» **What to work on**:
Copy each line below containing "cells".

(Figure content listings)

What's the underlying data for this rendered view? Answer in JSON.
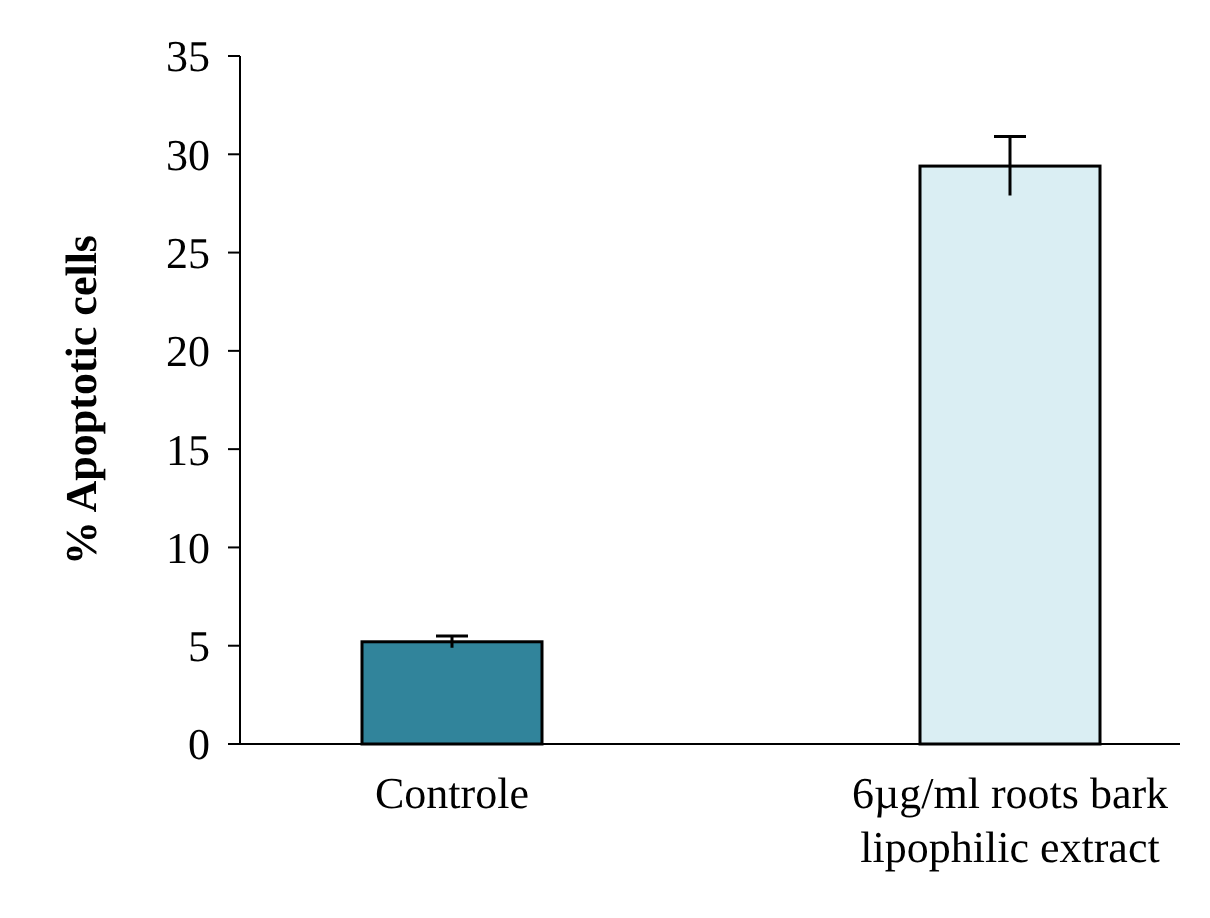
{
  "chart_data": {
    "type": "bar",
    "ylabel": "% Apoptotic cells",
    "categories": [
      "Controle",
      "6µg/ml roots bark lipophilic extract"
    ],
    "values": [
      5.2,
      29.4
    ],
    "colors": [
      "#31849b",
      "#daeef3"
    ],
    "errors": [
      0.3,
      1.5
    ],
    "ylim": [
      0,
      35
    ],
    "yticks": [
      0,
      5,
      10,
      15,
      20,
      25,
      30,
      35
    ],
    "grid": false
  }
}
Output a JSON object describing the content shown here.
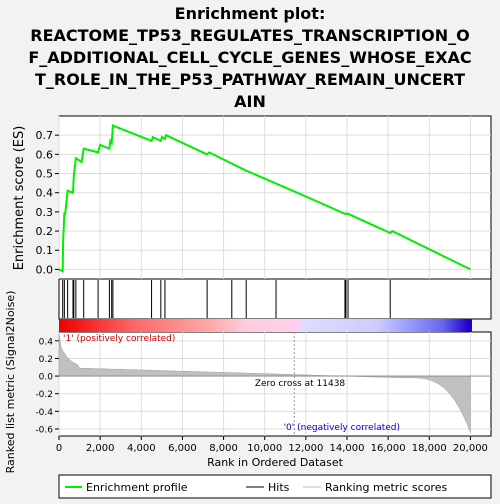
{
  "chart_data": {
    "type": "line",
    "title": "Enrichment plot: REACTOME_TP53_REGULATES_TRANSCRIPTION_OF_ADDITIONAL_CELL_CYCLE_GENES_WHOSE_EXACT_ROLE_IN_THE_P53_PATHWAY_REMAIN_UNCERTAIN",
    "title_lines": [
      "Enrichment plot:",
      "REACTOME_TP53_REGULATES_TRANSCRIPTION_O",
      "F_ADDITIONAL_CELL_CYCLE_GENES_WHOSE_EXAC",
      "T_ROLE_IN_THE_P53_PATHWAY_REMAIN_UNCERT",
      "AIN"
    ],
    "xlabel": "Rank in Ordered Dataset",
    "ylabel_top": "Enrichment score (ES)",
    "ylabel_bottom": "Ranked list metric (Signal2Noise)",
    "xlim": [
      0,
      21000
    ],
    "es_ylim": [
      -0.05,
      0.8
    ],
    "metric_ylim": [
      -0.68,
      0.5
    ],
    "x_ticks": [
      0,
      2000,
      4000,
      6000,
      8000,
      10000,
      12000,
      14000,
      16000,
      18000,
      20000
    ],
    "x_tick_labels": [
      "0",
      "2,000",
      "4,000",
      "6,000",
      "8,000",
      "10,000",
      "12,000",
      "14,000",
      "16,000",
      "18,000",
      "20,000"
    ],
    "es_ticks": [
      0.0,
      0.1,
      0.2,
      0.3,
      0.4,
      0.5,
      0.6,
      0.7
    ],
    "es_tick_labels": [
      "0.0",
      "0.1",
      "0.2",
      "0.3",
      "0.4",
      "0.5",
      "0.6",
      "0.7"
    ],
    "metric_ticks": [
      0.4,
      0.2,
      0.0,
      -0.2,
      -0.4,
      -0.6
    ],
    "metric_tick_labels": [
      "0.4",
      "0.2",
      "0.0",
      "-0.2",
      "-0.4",
      "-0.6"
    ],
    "grid": true,
    "legend_position": "bottom",
    "series": [
      {
        "name": "Enrichment profile",
        "color": "#00ee00",
        "x": [
          0,
          180,
          200,
          260,
          300,
          420,
          680,
          720,
          820,
          1100,
          1200,
          1900,
          2000,
          2450,
          2500,
          2560,
          2620,
          4500,
          4560,
          4950,
          5000,
          5150,
          5200,
          7200,
          7300,
          9000,
          12000,
          13900,
          14050,
          16100,
          16200,
          20000
        ],
        "y": [
          0.0,
          -0.01,
          0.14,
          0.29,
          0.29,
          0.41,
          0.4,
          0.49,
          0.58,
          0.56,
          0.63,
          0.61,
          0.65,
          0.63,
          0.67,
          0.66,
          0.75,
          0.67,
          0.69,
          0.67,
          0.69,
          0.68,
          0.7,
          0.6,
          0.61,
          0.52,
          0.38,
          0.29,
          0.29,
          0.19,
          0.2,
          0.0
        ]
      }
    ],
    "hits": [
      180,
      260,
      420,
      680,
      720,
      820,
      1200,
      1900,
      2450,
      2560,
      2620,
      4500,
      4950,
      5150,
      7200,
      8400,
      9100,
      10550,
      13900,
      13950,
      14050,
      16100
    ],
    "zero_cross": 11438,
    "zero_cross_label": "Zero cross at 11438",
    "pos_label": "'1' (positively correlated)",
    "neg_label": "'0' (negatively correlated)",
    "legend": [
      "Enrichment profile",
      "Hits",
      "Ranking metric scores"
    ],
    "colors": {
      "profile": "#00ee00",
      "hits": "#000000",
      "metric": "#c0c0c0",
      "pos_text": "#cc0000",
      "neg_text": "#0000cc",
      "background": "#f2f2f2",
      "plot_bg": "#ffffff",
      "grid": "#dddddd"
    }
  }
}
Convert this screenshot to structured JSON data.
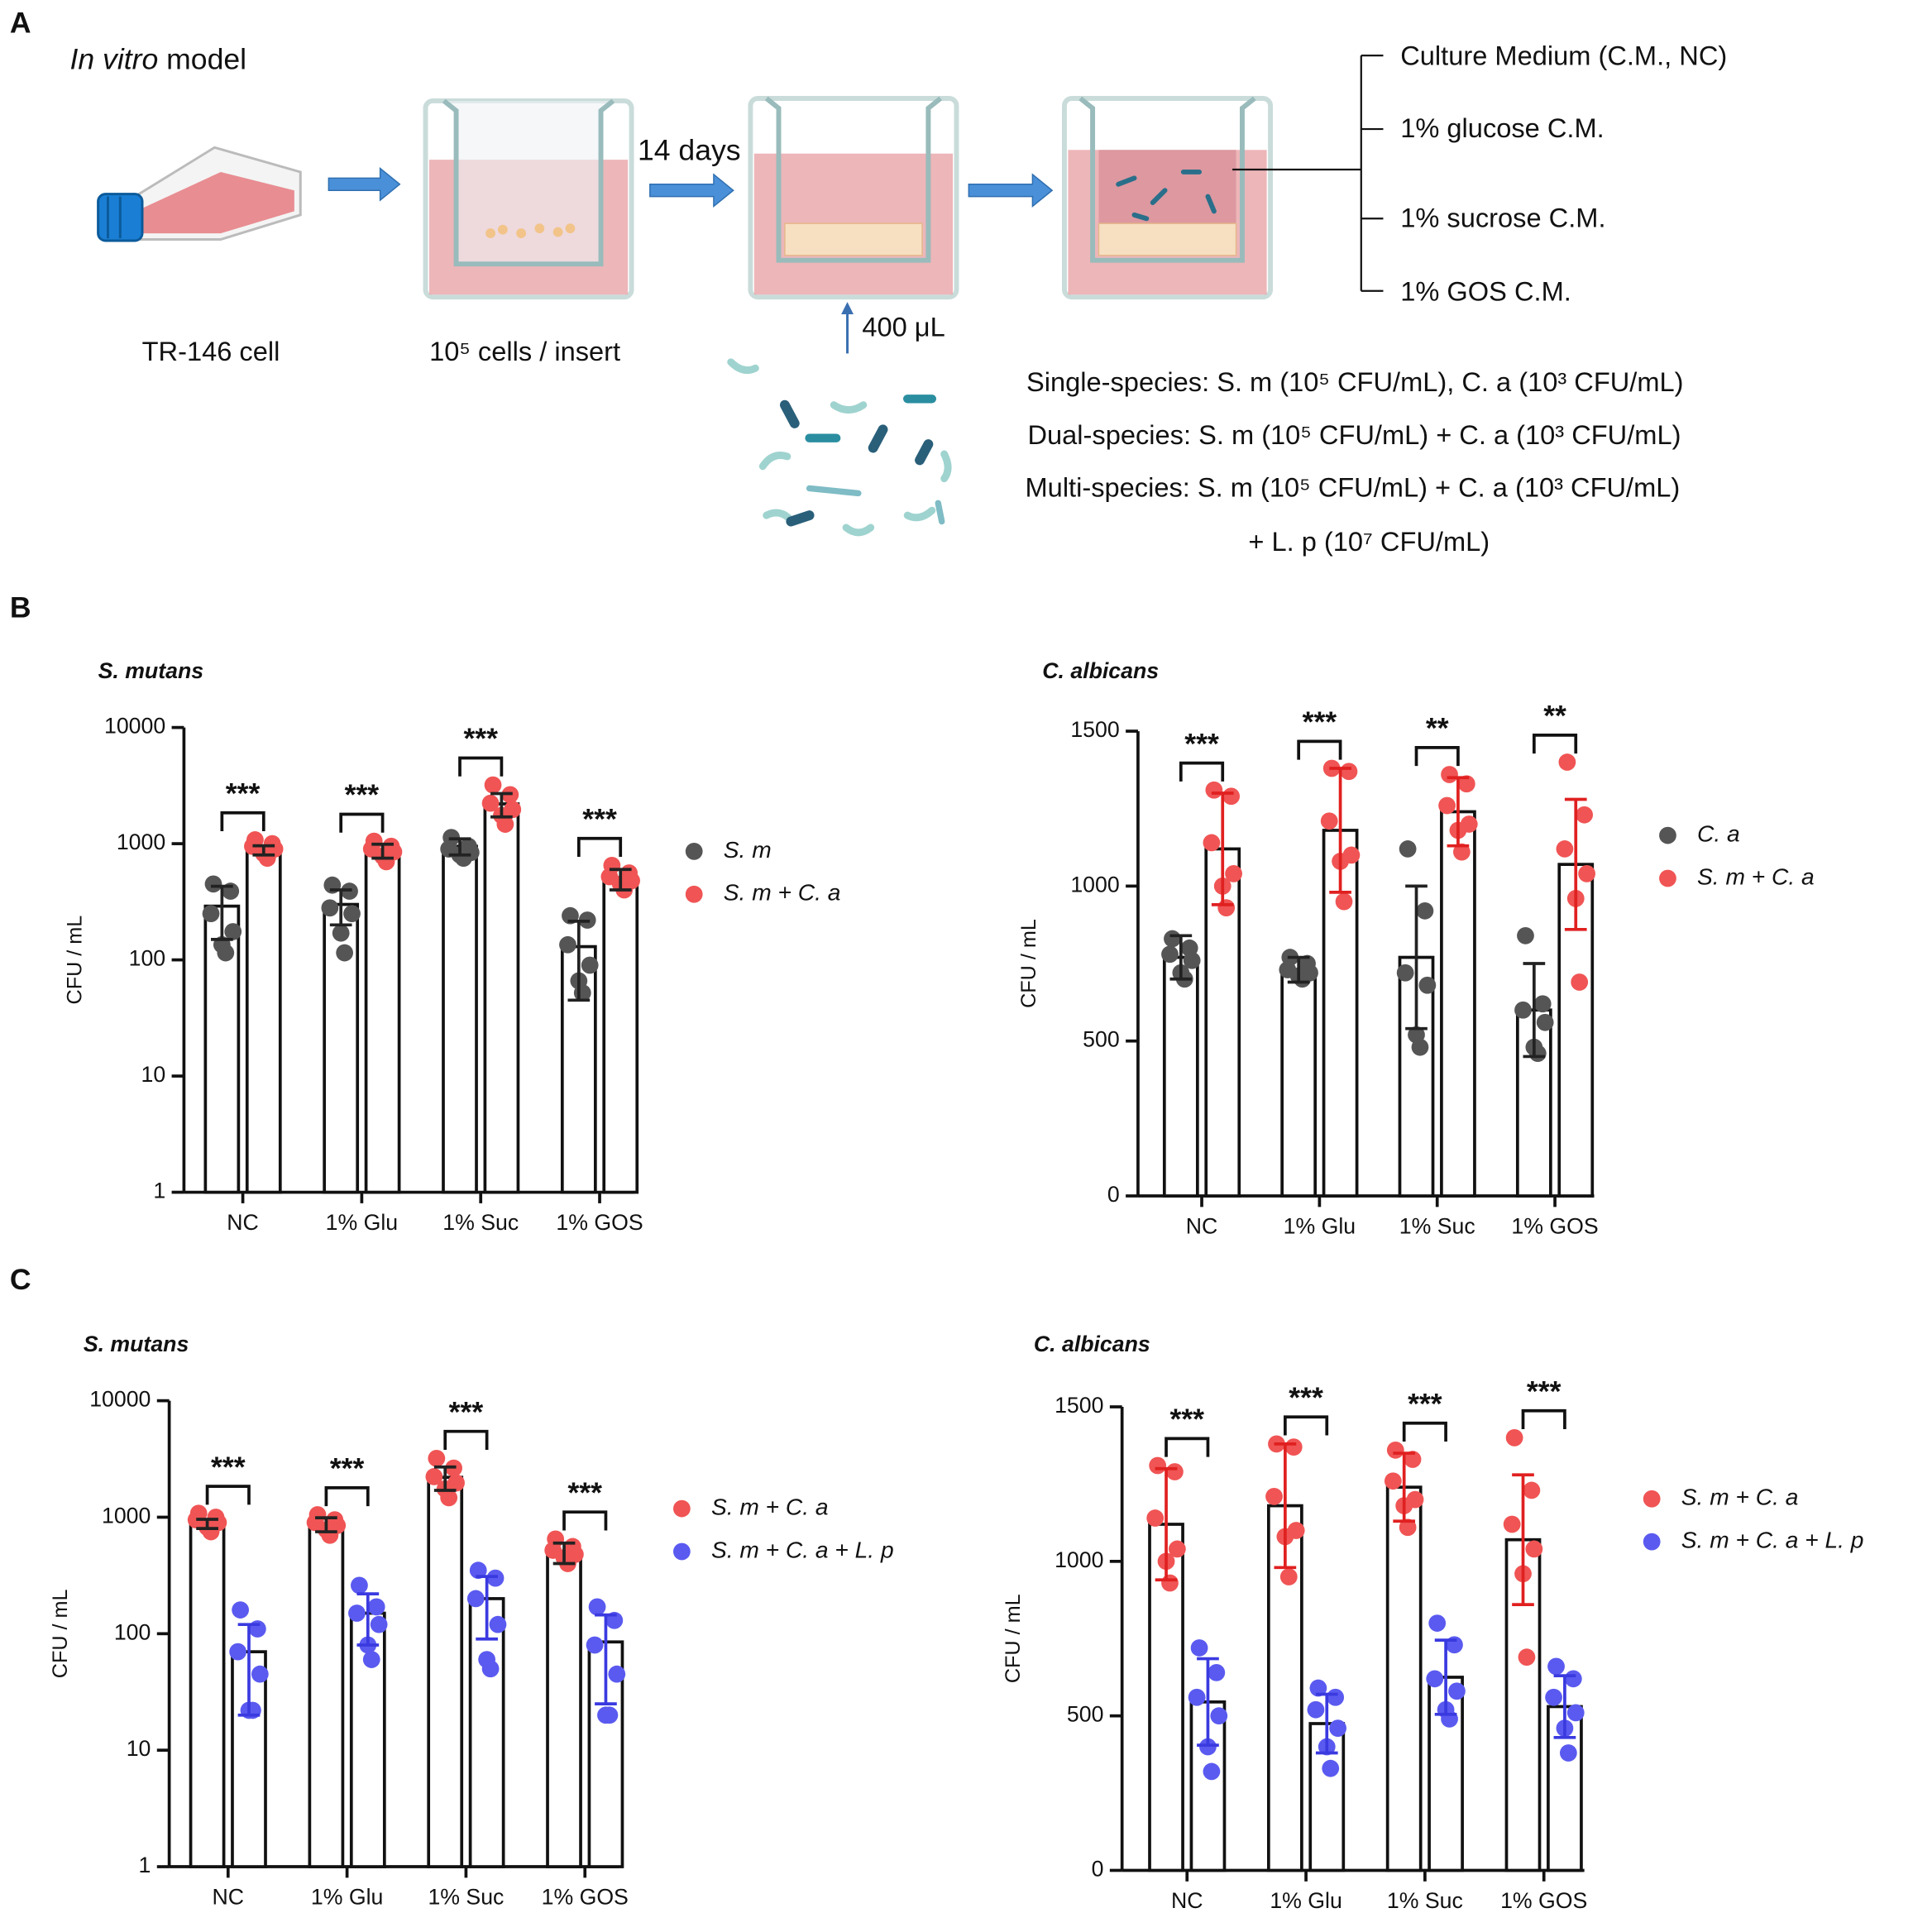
{
  "panel_labels": [
    "A",
    "B",
    "C"
  ],
  "schematic": {
    "title_italic": "In vitro",
    "title_rest": " model",
    "flask_label": "TR-146 cell",
    "seed_label": "10⁵ cells / insert",
    "culture_time": "14 days",
    "inoculum": "400 μL",
    "treatments": [
      "Culture Medium (C.M., NC)",
      "1% glucose C.M.",
      "1% sucrose C.M.",
      "1% GOS C.M."
    ],
    "groups": [
      "Single-species: S. m (10⁵ CFU/mL), C. a (10³ CFU/mL)",
      "Dual-species: S. m (10⁵ CFU/mL) + C. a (10³ CFU/mL)",
      "Multi-species: S. m (10⁵ CFU/mL) + C. a (10³ CFU/mL)",
      "+ L. p (10⁷ CFU/mL)"
    ]
  },
  "chart_data": [
    {
      "type": "bar",
      "title": "S. mutans",
      "ylabel": "CFU / mL",
      "yscale": "log",
      "ylim": [
        1,
        10000
      ],
      "yticks": [
        1,
        10,
        100,
        1000,
        10000
      ],
      "categories": [
        "NC",
        "1% Glu",
        "1% Suc",
        "1% GOS"
      ],
      "significance": [
        "***",
        "***",
        "***",
        "***"
      ],
      "series": [
        {
          "name": "S. m",
          "color": "#555555",
          "error_color": "#222222",
          "values": [
            290,
            300,
            950,
            130
          ],
          "errors": [
            140,
            100,
            150,
            85
          ],
          "points": [
            [
              450,
              390,
              250,
              175,
              135,
              115
            ],
            [
              440,
              390,
              280,
              250,
              170,
              115
            ],
            [
              1130,
              950,
              900,
              840,
              800,
              750
            ],
            [
              240,
              220,
              135,
              90,
              66,
              52
            ]
          ]
        },
        {
          "name": "S. m + C. a",
          "color": "#f05454",
          "error_color": "#222222",
          "values": [
            880,
            870,
            2200,
            500
          ],
          "errors": [
            80,
            120,
            500,
            100
          ],
          "points": [
            [
              1080,
              1000,
              950,
              900,
              820,
              750
            ],
            [
              1050,
              950,
              900,
              850,
              780,
              700
            ],
            [
              3200,
              2640,
              2230,
              1970,
              1750,
              1470
            ],
            [
              650,
              560,
              520,
              480,
              450,
              400
            ]
          ]
        }
      ]
    },
    {
      "type": "bar",
      "title": "C. albicans",
      "ylabel": "CFU / mL",
      "yscale": "linear",
      "ylim": [
        0,
        1500
      ],
      "yticks": [
        0,
        500,
        1000,
        1500
      ],
      "categories": [
        "NC",
        "1% Glu",
        "1% Suc",
        "1% GOS"
      ],
      "significance": [
        "***",
        "***",
        "**",
        "**"
      ],
      "series": [
        {
          "name": "C. a",
          "color": "#555555",
          "error_color": "#222222",
          "values": [
            770,
            730,
            770,
            600
          ],
          "errors": [
            70,
            40,
            230,
            150
          ],
          "points": [
            [
              830,
              800,
              780,
              760,
              720,
              700
            ],
            [
              770,
              750,
              730,
              720,
              710,
              700
            ],
            [
              1120,
              920,
              720,
              680,
              520,
              480
            ],
            [
              840,
              620,
              600,
              560,
              480,
              460
            ]
          ]
        },
        {
          "name": "S. m + C. a",
          "color": "#f05454",
          "error_color": "#e02020",
          "values": [
            1120,
            1180,
            1240,
            1070
          ],
          "errors": [
            180,
            200,
            110,
            210
          ],
          "points": [
            [
              1310,
              1290,
              1140,
              1040,
              1000,
              930
            ],
            [
              1380,
              1370,
              1210,
              1100,
              1080,
              950
            ],
            [
              1360,
              1330,
              1260,
              1200,
              1180,
              1110
            ],
            [
              1400,
              1230,
              1120,
              1040,
              960,
              690
            ]
          ]
        }
      ]
    },
    {
      "type": "bar",
      "title": "S. mutans",
      "ylabel": "CFU / mL",
      "yscale": "log",
      "ylim": [
        1,
        10000
      ],
      "yticks": [
        1,
        10,
        100,
        1000,
        10000
      ],
      "categories": [
        "NC",
        "1% Glu",
        "1% Suc",
        "1% GOS"
      ],
      "significance": [
        "***",
        "***",
        "***",
        "***"
      ],
      "series": [
        {
          "name": "S. m + C. a",
          "color": "#f05454",
          "error_color": "#222222",
          "values": [
            880,
            870,
            2200,
            500
          ],
          "errors": [
            80,
            120,
            500,
            100
          ],
          "points": [
            [
              1080,
              1000,
              950,
              900,
              820,
              750
            ],
            [
              1050,
              950,
              900,
              850,
              780,
              700
            ],
            [
              3200,
              2640,
              2230,
              1970,
              1750,
              1470
            ],
            [
              650,
              560,
              520,
              480,
              450,
              400
            ]
          ]
        },
        {
          "name": "S. m + C. a + L. p",
          "color": "#5a5af0",
          "error_color": "#3a3ae0",
          "values": [
            70,
            150,
            200,
            85
          ],
          "errors": [
            50,
            70,
            110,
            60
          ],
          "points": [
            [
              160,
              110,
              70,
              45,
              22,
              22
            ],
            [
              260,
              170,
              150,
              120,
              80,
              60
            ],
            [
              350,
              300,
              200,
              120,
              60,
              50
            ],
            [
              170,
              130,
              80,
              45,
              20,
              20
            ]
          ]
        }
      ]
    },
    {
      "type": "bar",
      "title": "C. albicans",
      "ylabel": "CFU / mL",
      "yscale": "linear",
      "ylim": [
        0,
        1500
      ],
      "yticks": [
        0,
        500,
        1000,
        1500
      ],
      "categories": [
        "NC",
        "1% Glu",
        "1% Suc",
        "1% GOS"
      ],
      "significance": [
        "***",
        "***",
        "***",
        "***"
      ],
      "series": [
        {
          "name": "S. m + C. a",
          "color": "#f05454",
          "error_color": "#e02020",
          "values": [
            1120,
            1180,
            1240,
            1070
          ],
          "errors": [
            180,
            200,
            110,
            210
          ],
          "points": [
            [
              1310,
              1290,
              1140,
              1040,
              1000,
              930
            ],
            [
              1380,
              1370,
              1210,
              1100,
              1080,
              950
            ],
            [
              1360,
              1330,
              1260,
              1200,
              1180,
              1110
            ],
            [
              1400,
              1230,
              1120,
              1040,
              960,
              690
            ]
          ]
        },
        {
          "name": "S. m + C. a + L. p",
          "color": "#5a5af0",
          "error_color": "#3a3ae0",
          "values": [
            545,
            475,
            625,
            530
          ],
          "errors": [
            140,
            95,
            120,
            100
          ],
          "points": [
            [
              720,
              640,
              560,
              500,
              400,
              320
            ],
            [
              590,
              560,
              520,
              460,
              400,
              330
            ],
            [
              800,
              730,
              620,
              580,
              520,
              490
            ],
            [
              660,
              620,
              560,
              510,
              460,
              380
            ]
          ]
        }
      ]
    }
  ]
}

» **Result**:
    "ylabel": "% Apoptotic cells",
    "seed_label": "10⁵ cells / insert",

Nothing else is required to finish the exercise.